ENTRIES SHOWN:

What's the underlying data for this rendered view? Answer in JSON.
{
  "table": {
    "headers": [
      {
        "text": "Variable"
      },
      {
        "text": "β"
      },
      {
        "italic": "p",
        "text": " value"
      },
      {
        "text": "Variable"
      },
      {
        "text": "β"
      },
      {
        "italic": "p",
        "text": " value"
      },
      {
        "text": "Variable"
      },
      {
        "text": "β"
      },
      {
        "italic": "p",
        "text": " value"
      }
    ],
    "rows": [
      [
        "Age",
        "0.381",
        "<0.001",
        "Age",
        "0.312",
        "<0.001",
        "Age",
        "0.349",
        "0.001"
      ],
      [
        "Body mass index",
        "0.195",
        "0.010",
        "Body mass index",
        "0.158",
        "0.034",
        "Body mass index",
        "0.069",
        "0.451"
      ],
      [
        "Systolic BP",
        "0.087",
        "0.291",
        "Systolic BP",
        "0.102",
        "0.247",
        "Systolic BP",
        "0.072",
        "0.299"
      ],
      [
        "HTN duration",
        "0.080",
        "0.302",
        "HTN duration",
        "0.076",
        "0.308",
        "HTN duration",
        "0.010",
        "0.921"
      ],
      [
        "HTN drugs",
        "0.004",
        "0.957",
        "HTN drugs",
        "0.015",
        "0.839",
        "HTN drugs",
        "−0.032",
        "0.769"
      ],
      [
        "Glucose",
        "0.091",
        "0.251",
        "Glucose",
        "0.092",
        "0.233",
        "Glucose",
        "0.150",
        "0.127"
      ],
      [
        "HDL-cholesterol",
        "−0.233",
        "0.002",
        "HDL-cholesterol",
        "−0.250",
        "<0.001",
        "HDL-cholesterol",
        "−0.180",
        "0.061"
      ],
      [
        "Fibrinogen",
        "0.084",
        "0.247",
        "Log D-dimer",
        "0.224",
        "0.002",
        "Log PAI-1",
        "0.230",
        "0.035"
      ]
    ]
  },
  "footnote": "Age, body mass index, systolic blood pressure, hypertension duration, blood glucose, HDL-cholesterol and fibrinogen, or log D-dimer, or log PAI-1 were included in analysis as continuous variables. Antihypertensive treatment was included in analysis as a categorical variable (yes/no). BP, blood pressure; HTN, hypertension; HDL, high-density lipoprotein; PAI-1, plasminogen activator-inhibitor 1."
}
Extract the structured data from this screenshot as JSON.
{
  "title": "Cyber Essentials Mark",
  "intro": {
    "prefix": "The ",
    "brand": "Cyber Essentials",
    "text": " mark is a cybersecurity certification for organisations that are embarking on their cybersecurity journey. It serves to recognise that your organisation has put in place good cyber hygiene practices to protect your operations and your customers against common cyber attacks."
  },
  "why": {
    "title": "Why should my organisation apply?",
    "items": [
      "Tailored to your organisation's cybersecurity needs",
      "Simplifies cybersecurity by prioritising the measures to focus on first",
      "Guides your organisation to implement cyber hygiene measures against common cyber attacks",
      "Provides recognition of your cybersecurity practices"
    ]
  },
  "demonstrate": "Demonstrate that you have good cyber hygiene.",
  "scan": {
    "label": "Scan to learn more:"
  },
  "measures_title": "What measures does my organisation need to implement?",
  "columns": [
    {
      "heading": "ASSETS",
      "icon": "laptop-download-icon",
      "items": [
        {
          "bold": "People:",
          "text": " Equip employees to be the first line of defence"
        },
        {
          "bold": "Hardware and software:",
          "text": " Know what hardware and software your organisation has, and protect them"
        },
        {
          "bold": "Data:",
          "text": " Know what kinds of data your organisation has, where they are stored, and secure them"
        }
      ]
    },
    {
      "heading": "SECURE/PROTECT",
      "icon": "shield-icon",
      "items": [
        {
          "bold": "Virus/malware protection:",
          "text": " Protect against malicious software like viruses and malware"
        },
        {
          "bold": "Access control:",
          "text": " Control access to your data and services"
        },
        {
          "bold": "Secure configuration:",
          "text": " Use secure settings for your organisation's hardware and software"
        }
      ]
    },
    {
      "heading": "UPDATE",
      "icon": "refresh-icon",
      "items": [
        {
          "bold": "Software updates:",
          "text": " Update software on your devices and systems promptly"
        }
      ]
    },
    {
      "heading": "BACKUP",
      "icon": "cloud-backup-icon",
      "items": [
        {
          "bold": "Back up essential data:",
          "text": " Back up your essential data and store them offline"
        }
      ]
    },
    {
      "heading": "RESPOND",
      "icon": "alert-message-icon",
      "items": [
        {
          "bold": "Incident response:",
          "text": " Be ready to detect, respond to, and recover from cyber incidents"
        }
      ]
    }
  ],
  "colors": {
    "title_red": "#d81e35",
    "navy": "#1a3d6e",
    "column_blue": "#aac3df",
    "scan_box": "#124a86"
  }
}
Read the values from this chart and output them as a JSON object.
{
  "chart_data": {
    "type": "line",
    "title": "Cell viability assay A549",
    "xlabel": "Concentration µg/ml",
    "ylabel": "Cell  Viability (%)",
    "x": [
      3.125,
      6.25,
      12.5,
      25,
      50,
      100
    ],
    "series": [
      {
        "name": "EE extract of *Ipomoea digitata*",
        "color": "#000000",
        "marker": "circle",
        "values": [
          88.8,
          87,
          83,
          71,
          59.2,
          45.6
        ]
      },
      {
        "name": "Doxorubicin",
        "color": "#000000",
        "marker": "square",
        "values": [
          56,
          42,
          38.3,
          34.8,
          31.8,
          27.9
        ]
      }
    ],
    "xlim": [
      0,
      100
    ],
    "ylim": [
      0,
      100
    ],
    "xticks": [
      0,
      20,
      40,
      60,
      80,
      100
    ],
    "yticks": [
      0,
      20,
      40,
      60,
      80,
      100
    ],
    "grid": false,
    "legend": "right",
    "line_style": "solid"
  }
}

DIRECTIONS FOR THIS TASK: Note each line of the material holding "implement" and copy it out.

RESULT OF THIS EXERCISE:
      "Guides your organisation to implement cyber hygiene measures against common cyber attacks",
  "measures_title": "What measures does my organisation need to implement?",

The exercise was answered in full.